--- start Data provided ---

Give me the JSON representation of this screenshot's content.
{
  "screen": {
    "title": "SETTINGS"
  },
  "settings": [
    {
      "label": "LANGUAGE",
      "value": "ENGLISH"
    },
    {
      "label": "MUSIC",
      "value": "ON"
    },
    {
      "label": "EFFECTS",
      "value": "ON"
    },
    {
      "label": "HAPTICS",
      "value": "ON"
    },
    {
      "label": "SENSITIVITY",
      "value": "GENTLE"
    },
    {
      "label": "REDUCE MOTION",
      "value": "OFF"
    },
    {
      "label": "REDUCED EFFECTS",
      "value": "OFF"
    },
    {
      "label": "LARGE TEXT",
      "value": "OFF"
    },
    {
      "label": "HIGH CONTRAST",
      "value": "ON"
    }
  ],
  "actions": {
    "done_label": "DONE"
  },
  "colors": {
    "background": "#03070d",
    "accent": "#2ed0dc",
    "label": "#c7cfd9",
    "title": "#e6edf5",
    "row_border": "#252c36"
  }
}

--- end Data provided ---

Requirement: Retype every record above exactly as written.

Exercise answer:
Give me the JSON representation of this screenshot's content.
{
  "screen": {
    "title": "SETTINGS"
  },
  "settings": [
    {
      "label": "LANGUAGE",
      "value": "ENGLISH"
    },
    {
      "label": "MUSIC",
      "value": "ON"
    },
    {
      "label": "EFFECTS",
      "value": "ON"
    },
    {
      "label": "HAPTICS",
      "value": "ON"
    },
    {
      "label": "SENSITIVITY",
      "value": "GENTLE"
    },
    {
      "label": "REDUCE MOTION",
      "value": "OFF"
    },
    {
      "label": "REDUCED EFFECTS",
      "value": "OFF"
    },
    {
      "label": "LARGE TEXT",
      "value": "OFF"
    },
    {
      "label": "HIGH CONTRAST",
      "value": "ON"
    }
  ],
  "actions": {
    "done_label": "DONE"
  },
  "colors": {
    "background": "#03070d",
    "accent": "#2ed0dc",
    "label": "#c7cfd9",
    "title": "#e6edf5",
    "row_border": "#252c36"
  }
}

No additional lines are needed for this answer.